■ Directions ■
Repeat the entire listing exactly.
▽
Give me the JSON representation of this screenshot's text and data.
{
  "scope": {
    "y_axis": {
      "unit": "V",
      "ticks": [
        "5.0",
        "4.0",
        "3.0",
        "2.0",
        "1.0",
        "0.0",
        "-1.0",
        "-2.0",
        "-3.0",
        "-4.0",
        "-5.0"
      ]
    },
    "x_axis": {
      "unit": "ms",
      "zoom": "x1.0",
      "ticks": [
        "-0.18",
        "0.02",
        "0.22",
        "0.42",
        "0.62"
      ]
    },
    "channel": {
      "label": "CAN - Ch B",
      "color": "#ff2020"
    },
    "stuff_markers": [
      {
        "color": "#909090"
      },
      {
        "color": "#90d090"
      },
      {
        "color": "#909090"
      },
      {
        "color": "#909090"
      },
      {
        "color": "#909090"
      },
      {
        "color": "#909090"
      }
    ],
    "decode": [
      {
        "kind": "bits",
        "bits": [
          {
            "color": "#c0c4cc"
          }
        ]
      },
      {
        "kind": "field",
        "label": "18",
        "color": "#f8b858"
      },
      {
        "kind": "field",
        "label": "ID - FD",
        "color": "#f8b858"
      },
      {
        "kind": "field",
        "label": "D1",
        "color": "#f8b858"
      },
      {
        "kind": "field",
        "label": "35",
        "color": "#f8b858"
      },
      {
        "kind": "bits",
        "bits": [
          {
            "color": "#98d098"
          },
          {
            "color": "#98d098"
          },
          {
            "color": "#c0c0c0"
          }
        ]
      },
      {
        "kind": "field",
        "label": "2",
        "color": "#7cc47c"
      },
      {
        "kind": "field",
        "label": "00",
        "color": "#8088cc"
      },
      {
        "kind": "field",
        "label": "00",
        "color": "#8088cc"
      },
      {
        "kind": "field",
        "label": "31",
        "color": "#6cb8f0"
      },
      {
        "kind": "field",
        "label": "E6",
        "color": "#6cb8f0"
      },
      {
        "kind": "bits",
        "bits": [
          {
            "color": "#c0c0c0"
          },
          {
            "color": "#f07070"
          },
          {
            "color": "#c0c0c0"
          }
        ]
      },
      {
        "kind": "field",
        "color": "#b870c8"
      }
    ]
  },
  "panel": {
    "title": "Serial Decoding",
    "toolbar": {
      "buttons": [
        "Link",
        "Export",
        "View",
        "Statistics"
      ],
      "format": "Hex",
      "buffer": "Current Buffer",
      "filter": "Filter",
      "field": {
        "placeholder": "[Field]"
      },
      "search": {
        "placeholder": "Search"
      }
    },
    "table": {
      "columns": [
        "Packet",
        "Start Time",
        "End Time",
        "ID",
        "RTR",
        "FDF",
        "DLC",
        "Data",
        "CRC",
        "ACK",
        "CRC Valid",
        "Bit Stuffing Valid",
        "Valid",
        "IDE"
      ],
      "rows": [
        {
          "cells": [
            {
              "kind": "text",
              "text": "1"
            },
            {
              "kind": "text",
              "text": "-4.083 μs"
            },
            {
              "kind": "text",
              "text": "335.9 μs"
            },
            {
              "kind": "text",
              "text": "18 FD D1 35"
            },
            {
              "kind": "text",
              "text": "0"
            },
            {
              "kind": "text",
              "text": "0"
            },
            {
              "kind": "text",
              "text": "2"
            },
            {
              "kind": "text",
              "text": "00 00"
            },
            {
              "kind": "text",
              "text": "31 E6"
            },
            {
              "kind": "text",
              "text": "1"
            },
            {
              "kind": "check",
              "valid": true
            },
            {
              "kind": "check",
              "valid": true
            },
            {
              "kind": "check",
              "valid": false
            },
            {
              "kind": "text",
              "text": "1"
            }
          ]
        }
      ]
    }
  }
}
△
■ Right answer ■
Give me the JSON representation of this screenshot's text and data.
{
  "scope": {
    "y_axis": {
      "unit": "V",
      "ticks": [
        "5.0",
        "4.0",
        "3.0",
        "2.0",
        "1.0",
        "0.0",
        "-1.0",
        "-2.0",
        "-3.0",
        "-4.0",
        "-5.0"
      ]
    },
    "x_axis": {
      "unit": "ms",
      "zoom": "x1.0",
      "ticks": [
        "-0.18",
        "0.02",
        "0.22",
        "0.42",
        "0.62"
      ]
    },
    "channel": {
      "label": "CAN - Ch B",
      "color": "#ff2020"
    },
    "stuff_markers": [
      {
        "color": "#909090"
      },
      {
        "color": "#90d090"
      },
      {
        "color": "#909090"
      },
      {
        "color": "#909090"
      },
      {
        "color": "#909090"
      },
      {
        "color": "#909090"
      }
    ],
    "decode": [
      {
        "kind": "bits",
        "bits": [
          {
            "color": "#c0c4cc"
          }
        ]
      },
      {
        "kind": "field",
        "label": "18",
        "color": "#f8b858"
      },
      {
        "kind": "field",
        "label": "ID - FD",
        "color": "#f8b858"
      },
      {
        "kind": "field",
        "label": "D1",
        "color": "#f8b858"
      },
      {
        "kind": "field",
        "label": "35",
        "color": "#f8b858"
      },
      {
        "kind": "bits",
        "bits": [
          {
            "color": "#98d098"
          },
          {
            "color": "#98d098"
          },
          {
            "color": "#c0c0c0"
          }
        ]
      },
      {
        "kind": "field",
        "label": "2",
        "color": "#7cc47c"
      },
      {
        "kind": "field",
        "label": "00",
        "color": "#8088cc"
      },
      {
        "kind": "field",
        "label": "00",
        "color": "#8088cc"
      },
      {
        "kind": "field",
        "label": "31",
        "color": "#6cb8f0"
      },
      {
        "kind": "field",
        "label": "E6",
        "color": "#6cb8f0"
      },
      {
        "kind": "bits",
        "bits": [
          {
            "color": "#c0c0c0"
          },
          {
            "color": "#f07070"
          },
          {
            "color": "#c0c0c0"
          }
        ]
      },
      {
        "kind": "field",
        "color": "#b870c8"
      }
    ]
  },
  "panel": {
    "title": "Serial Decoding",
    "toolbar": {
      "buttons": [
        "Link",
        "Export",
        "View",
        "Statistics"
      ],
      "format": "Hex",
      "buffer": "Current Buffer",
      "filter": "Filter",
      "field": {
        "placeholder": "[Field]"
      },
      "search": {
        "placeholder": "Search"
      }
    },
    "table": {
      "columns": [
        "Packet",
        "Start Time",
        "End Time",
        "ID",
        "RTR",
        "FDF",
        "DLC",
        "Data",
        "CRC",
        "ACK",
        "CRC Valid",
        "Bit Stuffing Valid",
        "Valid",
        "IDE"
      ],
      "rows": [
        {
          "cells": [
            {
              "kind": "text",
              "text": "1"
            },
            {
              "kind": "text",
              "text": "-4.083 μs"
            },
            {
              "kind": "text",
              "text": "335.9 μs"
            },
            {
              "kind": "text",
              "text": "18 FD D1 35"
            },
            {
              "kind": "text",
              "text": "0"
            },
            {
              "kind": "text",
              "text": "0"
            },
            {
              "kind": "text",
              "text": "2"
            },
            {
              "kind": "text",
              "text": "00 00"
            },
            {
              "kind": "text",
              "text": "31 E6"
            },
            {
              "kind": "text",
              "text": "1"
            },
            {
              "kind": "check",
              "valid": true
            },
            {
              "kind": "check",
              "valid": true
            },
            {
              "kind": "check",
              "valid": false
            },
            {
              "kind": "text",
              "text": "1"
            }
          ]
        }
      ]
    }
  }
}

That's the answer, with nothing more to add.